EXERCISE GOAL :: Retype all the entries word for word, but omit the pictures.
▬▬▬▬▬▬▬▬▬▬
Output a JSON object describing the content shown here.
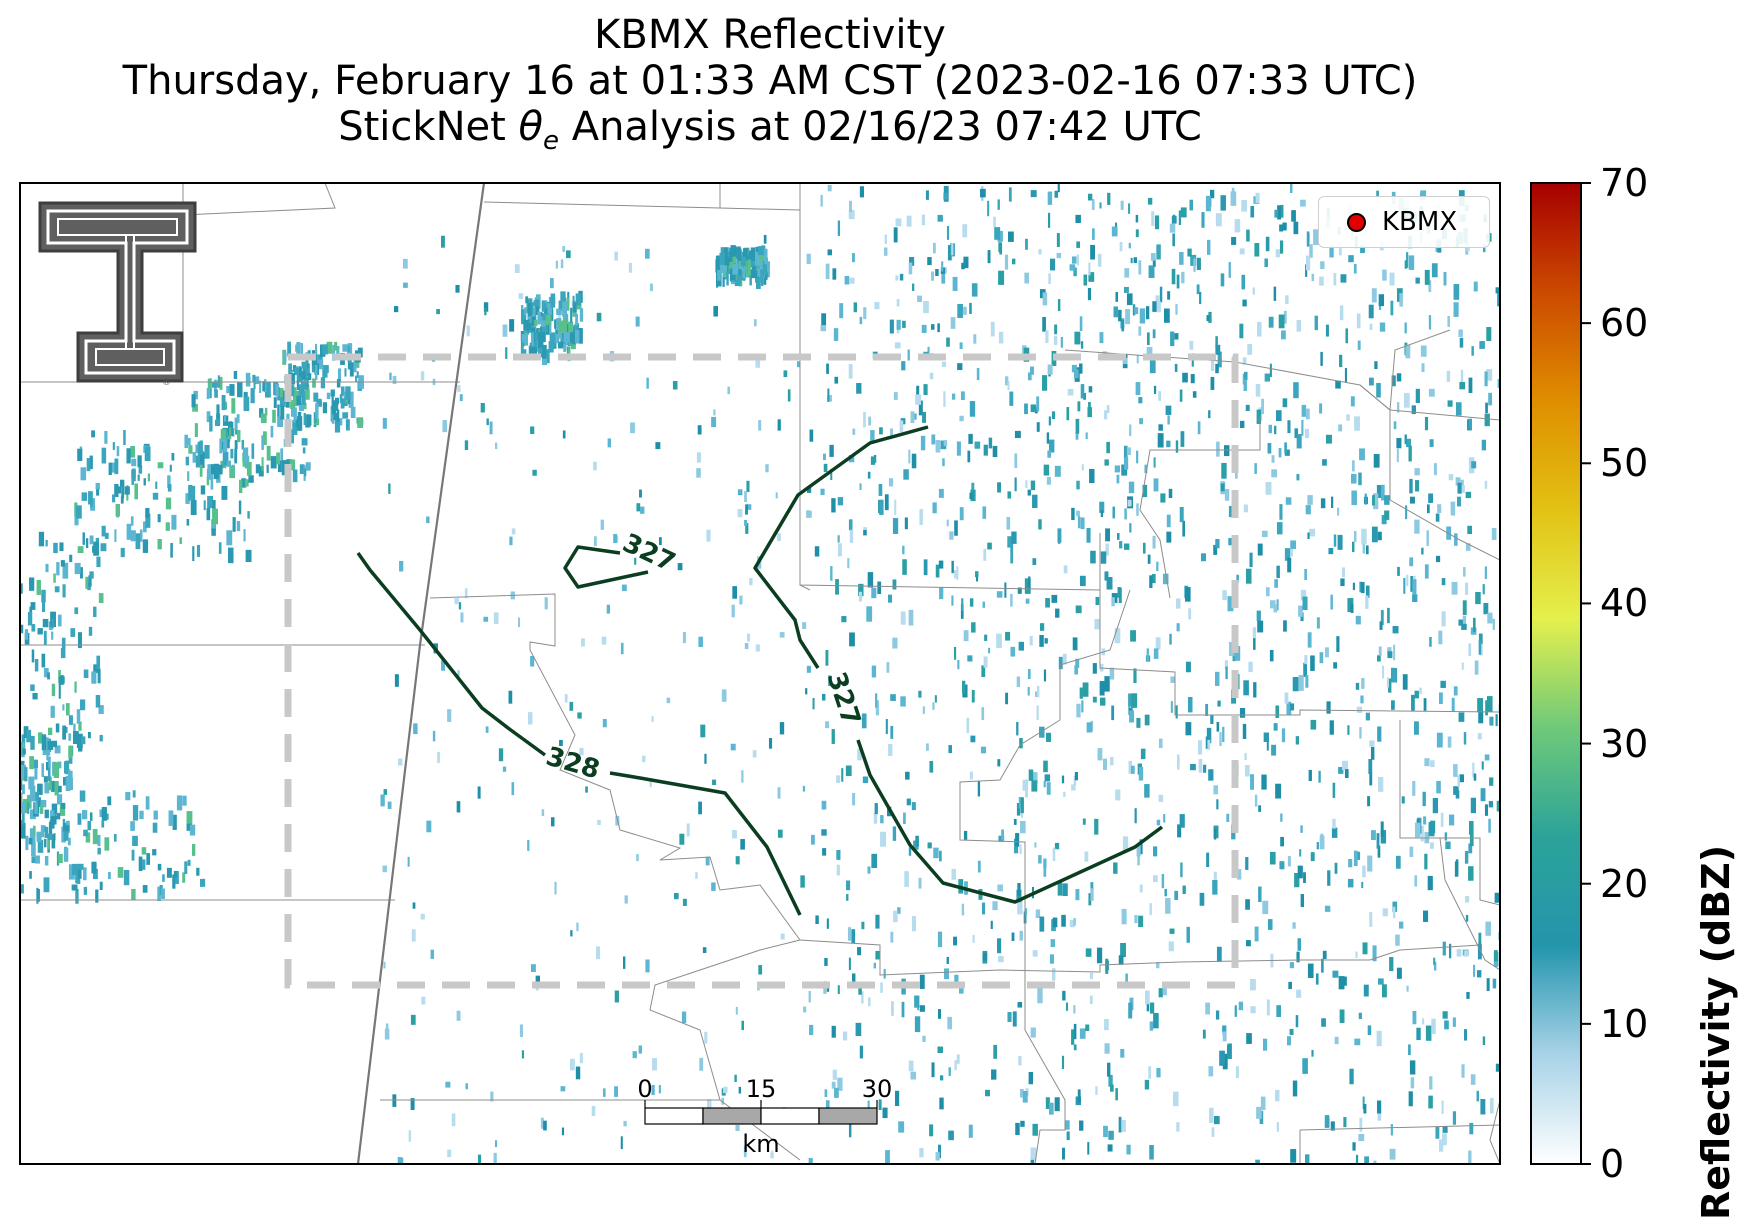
{
  "title": {
    "line1": "KBMX Reflectivity",
    "line2": "Thursday, February 16 at 01:33 AM CST (2023-02-16 07:33 UTC)",
    "line3_prefix": "StickNet ",
    "line3_symbol": "θ",
    "line3_subscript": "e",
    "line3_suffix": " Analysis at 02/16/23 07:42 UTC"
  },
  "legend": {
    "label": "KBMX",
    "marker_color": "#e00000"
  },
  "colorbar": {
    "label": "Reflectivity (dBZ)",
    "ticks": [
      "0",
      "10",
      "20",
      "30",
      "40",
      "50",
      "60",
      "70"
    ],
    "range": [
      0,
      70
    ],
    "colors": [
      "#ffffff",
      "#a9d3e8",
      "#2395ad",
      "#2ba39a",
      "#6fc979",
      "#e4f04d",
      "#e2c214",
      "#df8e00",
      "#cc4a00",
      "#a60000"
    ]
  },
  "contours": [
    {
      "label": "328",
      "color": "#0b3d20"
    },
    {
      "label": "327",
      "color": "#0b3d20"
    },
    {
      "label": "327",
      "color": "#0b3d20"
    }
  ],
  "scalebar": {
    "ticks": [
      "0",
      "15",
      "30"
    ],
    "unit": "km"
  },
  "icons": {
    "logo": "texas-tech-double-t-logo",
    "radar": "radar-site-marker"
  },
  "colors": {
    "analysis_box": "#c8c8c8",
    "county_lines": "#8c8c8c",
    "state_line": "#777777",
    "echo": "#2a98b0"
  }
}
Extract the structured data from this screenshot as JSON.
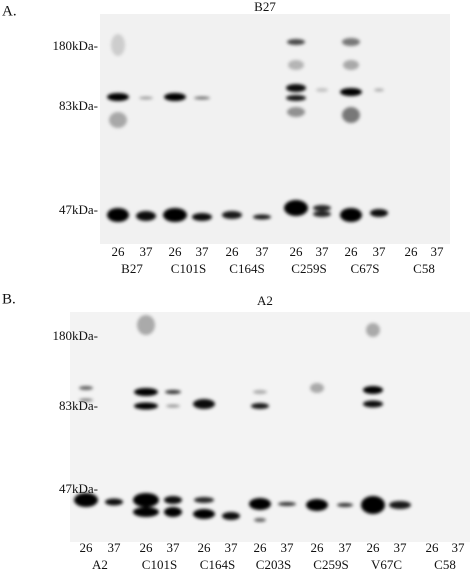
▬▬▬▬▬▬▬▬▬▬
EXERCISE OUTPUT ::
Output a JSON object describing the content shown here.
{
  "title": {
    "line1": "KBMX Reflectivity",
    "line2": "Thursday, February 16 at 01:33 AM CST (2023-02-16 07:33 UTC)",
    "line3_prefix": "StickNet ",
    "line3_symbol": "θ",
    "line3_subscript": "e",
    "line3_suffix": " Analysis at 02/16/23 07:42 UTC"
  },
  "legend": {
    "label": "KBMX",
    "marker_color": "#e00000"
  },
  "colorbar": {
    "label": "Reflectivity (dBZ)",
    "ticks": [
      "0",
      "10",
      "20",
      "30",
      "40",
      "50",
      "60",
      "70"
    ],
    "range": [
      0,
      70
    ],
    "colors": [
      "#ffffff",
      "#a9d3e8",
      "#2395ad",
      "#2ba39a",
      "#6fc979",
      "#e4f04d",
      "#e2c214",
      "#df8e00",
      "#cc4a00",
      "#a60000"
    ]
  },
  "contours": [
    {
      "label": "328",
      "color": "#0b3d20"
    },
    {
      "label": "327",
      "color": "#0b3d20"
    },
    {
      "label": "327",
      "color": "#0b3d20"
    }
  ],
  "scalebar": {
    "ticks": [
      "0",
      "15",
      "30"
    ],
    "unit": "km"
  },
  "icons": {
    "logo": "texas-tech-double-t-logo",
    "radar": "radar-site-marker"
  },
  "colors": {
    "analysis_box": "#c8c8c8",
    "county_lines": "#8c8c8c",
    "state_line": "#777777",
    "echo": "#2a98b0"
  }
}
Extract the structured data from this screenshot as JSON.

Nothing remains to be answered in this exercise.